Stored data

<<<<

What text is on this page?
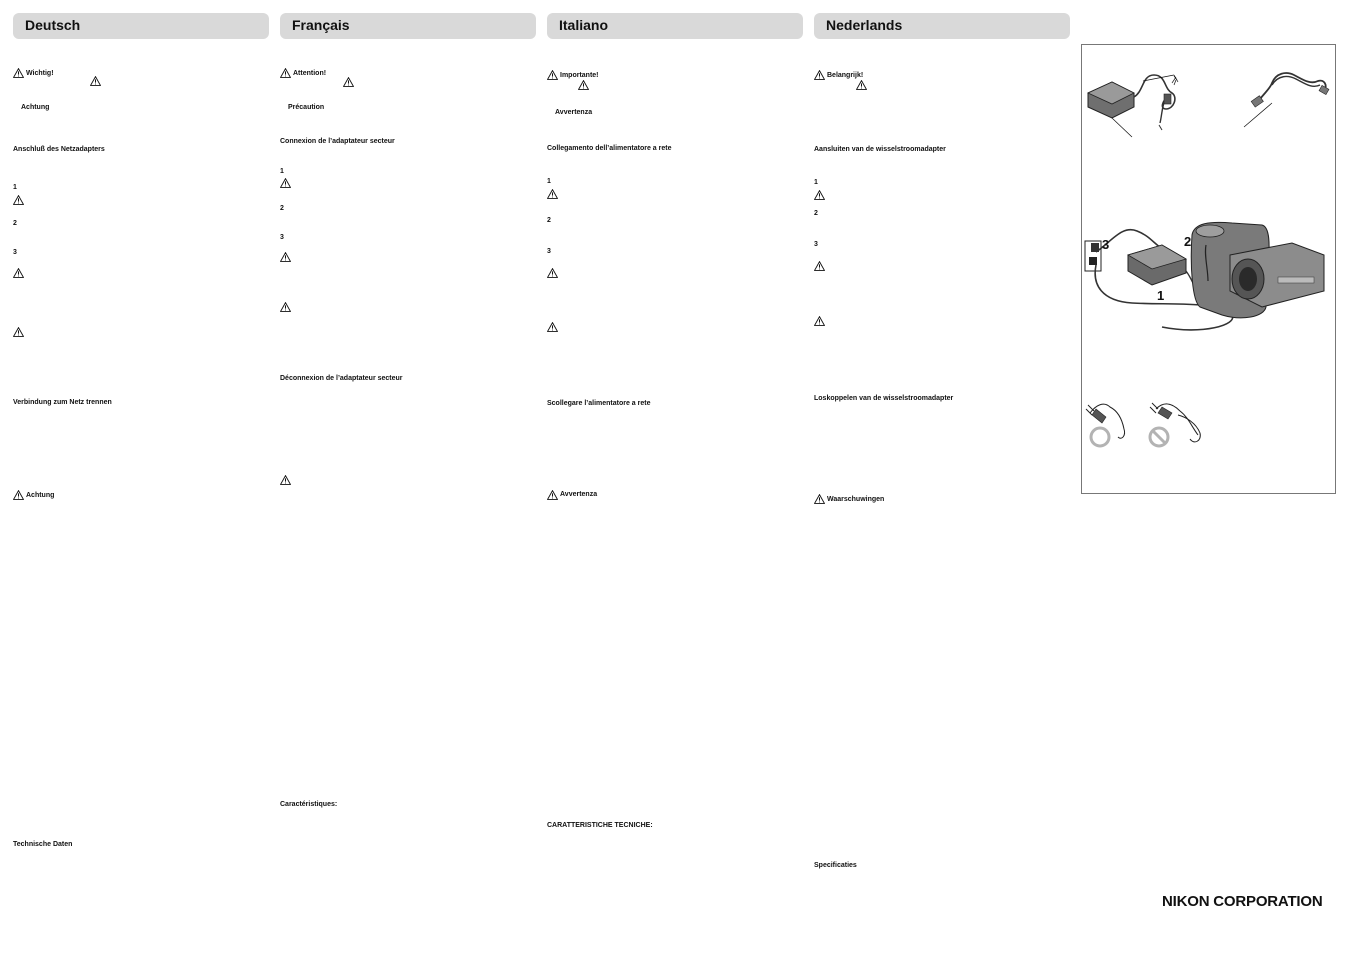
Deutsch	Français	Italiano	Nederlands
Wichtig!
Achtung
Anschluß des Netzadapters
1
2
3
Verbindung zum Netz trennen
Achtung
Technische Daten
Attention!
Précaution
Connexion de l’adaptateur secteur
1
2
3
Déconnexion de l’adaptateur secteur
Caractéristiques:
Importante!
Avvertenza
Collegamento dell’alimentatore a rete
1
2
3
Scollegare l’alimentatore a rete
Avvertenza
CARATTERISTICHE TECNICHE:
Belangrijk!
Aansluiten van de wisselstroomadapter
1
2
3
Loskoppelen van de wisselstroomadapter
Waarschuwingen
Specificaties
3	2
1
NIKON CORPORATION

>>>>

» **REQUIREMENT**
Quote the records above in full, dropping each picture.

» **ANSWER TO THIS EXERCISE**
What text is on this page?
Deutsch	Français	Italiano	Nederlands
Wichtig!
Achtung
Anschluß des Netzadapters
1
2
3
Verbindung zum Netz trennen
Achtung
Technische Daten
Attention!
Précaution
Connexion de l’adaptateur secteur
1
2
3
Déconnexion de l’adaptateur secteur
Caractéristiques:
Importante!
Avvertenza
Collegamento dell’alimentatore a rete
1
2
3
Scollegare l’alimentatore a rete
Avvertenza
CARATTERISTICHE TECNICHE:
Belangrijk!
Aansluiten van de wisselstroomadapter
1
2
3
Loskoppelen van de wisselstroomadapter
Waarschuwingen
Specificaties
3	2
1
NIKON CORPORATION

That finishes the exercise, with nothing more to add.